[Requirements] The records should be repeated word for word, pictures excluded.

[Given data]
┏━━

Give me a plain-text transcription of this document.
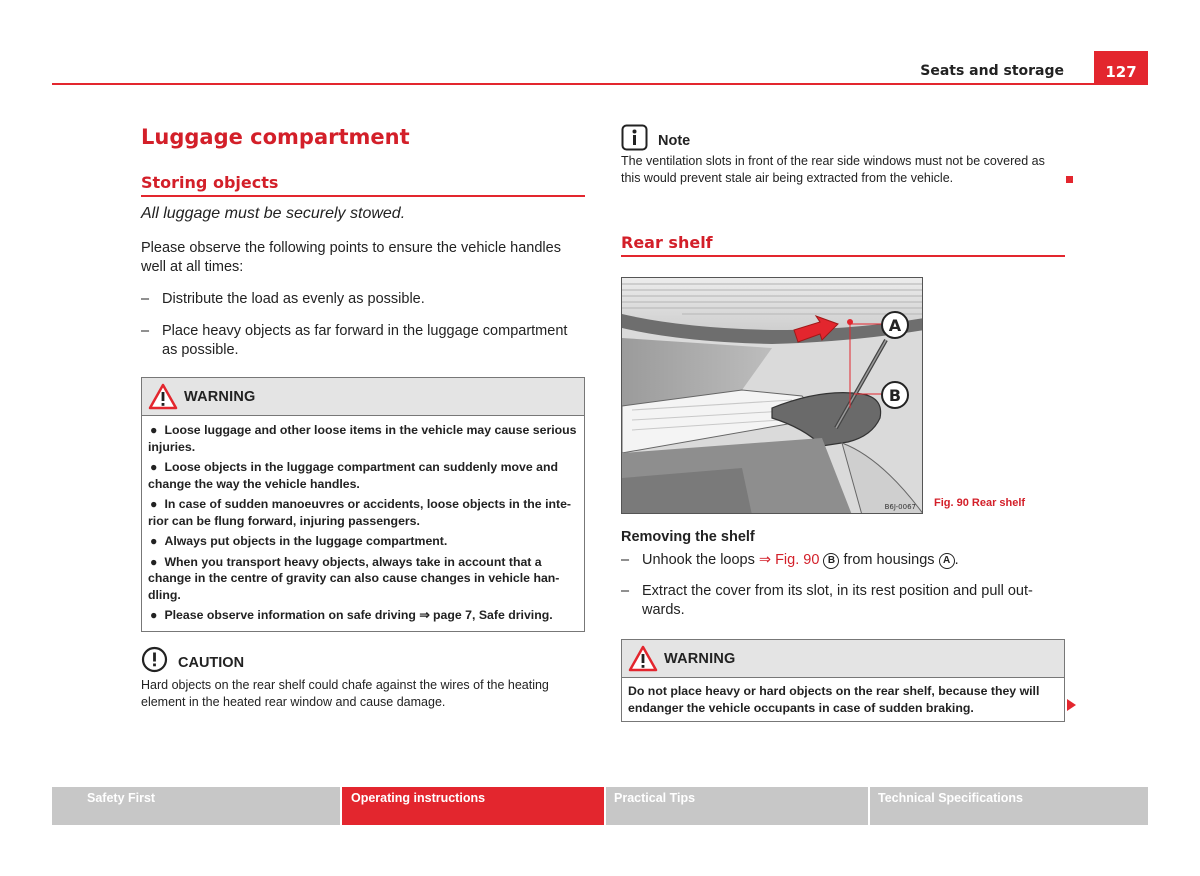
Seats and storage	127
Luggage compartment
Storing objects
All luggage must be securely stowed.
Please observe the following points to ensure the vehicle handles well at all times:
– Distribute the load as evenly as possible.
– Place heavy objects as far forward in the luggage compartment as possible.
WARNING
● Loose luggage and other loose items in the vehicle may cause serious injuries.
● Loose objects in the luggage compartment can suddenly move and change the way the vehicle handles.
● In case of sudden manoeuvres or accidents, loose objects in the inte-rior can be flung forward, injuring passengers.
● Always put objects in the luggage compartment.
● When you transport heavy objects, always take in account that a change in the centre of gravity can also cause changes in vehicle han-dling.
● Please observe information on safe driving ⇒ page 7, Safe driving.
CAUTION
Hard objects on the rear shelf could chafe against the wires of the heating element in the heated rear window and cause damage.
Note
The ventilation slots in front of the rear side windows must not be covered as this would prevent stale air being extracted from the vehicle.
Rear shelf
A
B
B6J-0067 Fig. 90 Rear shelf
Removing the shelf
– Unhook the loops ⇒ Fig. 90 B from housings A .
– Extract the cover from its slot, in its rest position and pull out-wards.
WARNING
Do not place heavy or hard objects on the rear shelf, because they will endanger the vehicle occupants in case of sudden braking.
Safety First	Operating instructions	Practical Tips	Technical Specifications
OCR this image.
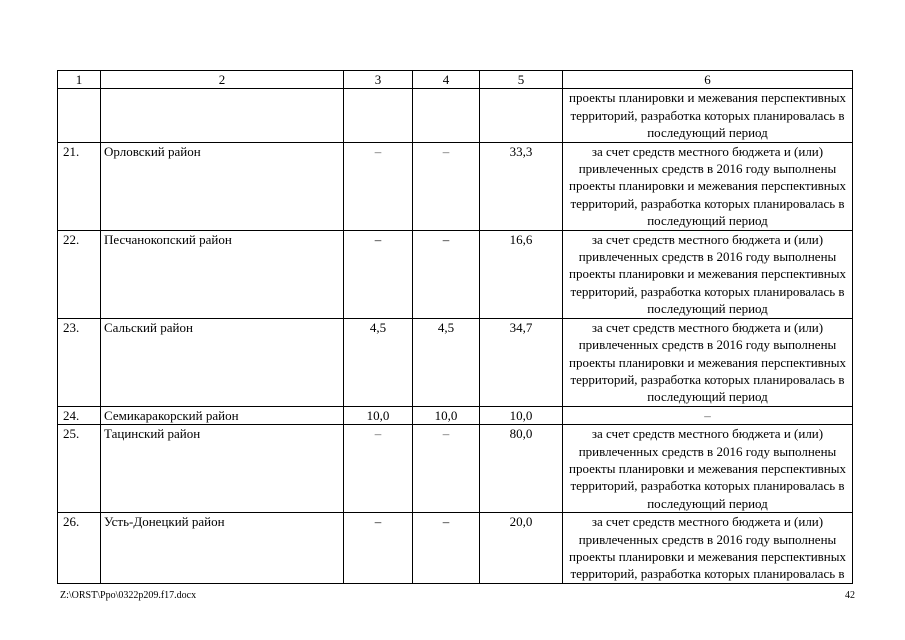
1	2	3	4	5	6

					проекты планировки и межевания перспективных
территорий, разработка которых планировалась в
последующий период

21.	Орловский район	–	–	33,3	за счет средств местного бюджета и (или)
привлеченных средств в 2016 году выполнены
проекты планировки и межевания перспективных
территорий, разработка которых планировалась в
последующий период

22.	Песчанокопский район	–	–	16,6	за счет средств местного бюджета и (или)
привлеченных средств в 2016 году выполнены
проекты планировки и межевания перспективных
территорий, разработка которых планировалась в
последующий период

23.	Сальский район	4,5	4,5	34,7	за счет средств местного бюджета и (или)
привлеченных средств в 2016 году выполнены
проекты планировки и межевания перспективных
территорий, разработка которых планировалась в
последующий период

24.	Семикаракорский район	10,0	10,0	10,0	–

25.	Тацинский район	–	–	80,0	за счет средств местного бюджета и (или)
привлеченных средств в 2016 году выполнены
проекты планировки и межевания перспективных
территорий, разработка которых планировалась в
последующий период

26.	Усть-Донецкий район	–	–	20,0	за счет средств местного бюджета и (или)
привлеченных средств в 2016 году выполнены
проекты планировки и межевания перспективных
территорий, разработка которых планировалась в
Z:\ORST\Ppo\0322p209.f17.docx	42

┗━━

[Answer in full]
Give me a plain-text transcription of this document.
Seats and storage	127
Luggage compartment
Storing objects
All luggage must be securely stowed.
Please observe the following points to ensure the vehicle handles well at all times:
– Distribute the load as evenly as possible.
– Place heavy objects as far forward in the luggage compartment as possible.
WARNING
● Loose luggage and other loose items in the vehicle may cause serious injuries.
● Loose objects in the luggage compartment can suddenly move and change the way the vehicle handles.
● In case of sudden manoeuvres or accidents, loose objects in the inte-rior can be flung forward, injuring passengers.
● Always put objects in the luggage compartment.
● When you transport heavy objects, always take in account that a change in the centre of gravity can also cause changes in vehicle han-dling.
● Please observe information on safe driving ⇒ page 7, Safe driving.
CAUTION
Hard objects on the rear shelf could chafe against the wires of the heating element in the heated rear window and cause damage.
Note
The ventilation slots in front of the rear side windows must not be covered as this would prevent stale air being extracted from the vehicle.
Rear shelf
A
B
B6J-0067 Fig. 90 Rear shelf
Removing the shelf
– Unhook the loops ⇒ Fig. 90 B from housings A .
– Extract the cover from its slot, in its rest position and pull out-wards.
WARNING
Do not place heavy or hard objects on the rear shelf, because they will endanger the vehicle occupants in case of sudden braking.
Safety First	Operating instructions	Practical Tips	Technical Specifications
OCR this image.
1	2	3	4	5	6

					проекты планировки и межевания перспективных
территорий, разработка которых планировалась в
последующий период

21.	Орловский район	–	–	33,3	за счет средств местного бюджета и (или)
привлеченных средств в 2016 году выполнены
проекты планировки и межевания перспективных
территорий, разработка которых планировалась в
последующий период

22.	Песчанокопский район	–	–	16,6	за счет средств местного бюджета и (или)
привлеченных средств в 2016 году выполнены
проекты планировки и межевания перспективных
территорий, разработка которых планировалась в
последующий период

23.	Сальский район	4,5	4,5	34,7	за счет средств местного бюджета и (или)
привлеченных средств в 2016 году выполнены
проекты планировки и межевания перспективных
территорий, разработка которых планировалась в
последующий период

24.	Семикаракорский район	10,0	10,0	10,0	–

25.	Тацинский район	–	–	80,0	за счет средств местного бюджета и (или)
привлеченных средств в 2016 году выполнены
проекты планировки и межевания перспективных
территорий, разработка которых планировалась в
последующий период

26.	Усть-Донецкий район	–	–	20,0	за счет средств местного бюджета и (или)
привлеченных средств в 2016 году выполнены
проекты планировки и межевания перспективных
территорий, разработка которых планировалась в
Z:\ORST\Ppo\0322p209.f17.docx	42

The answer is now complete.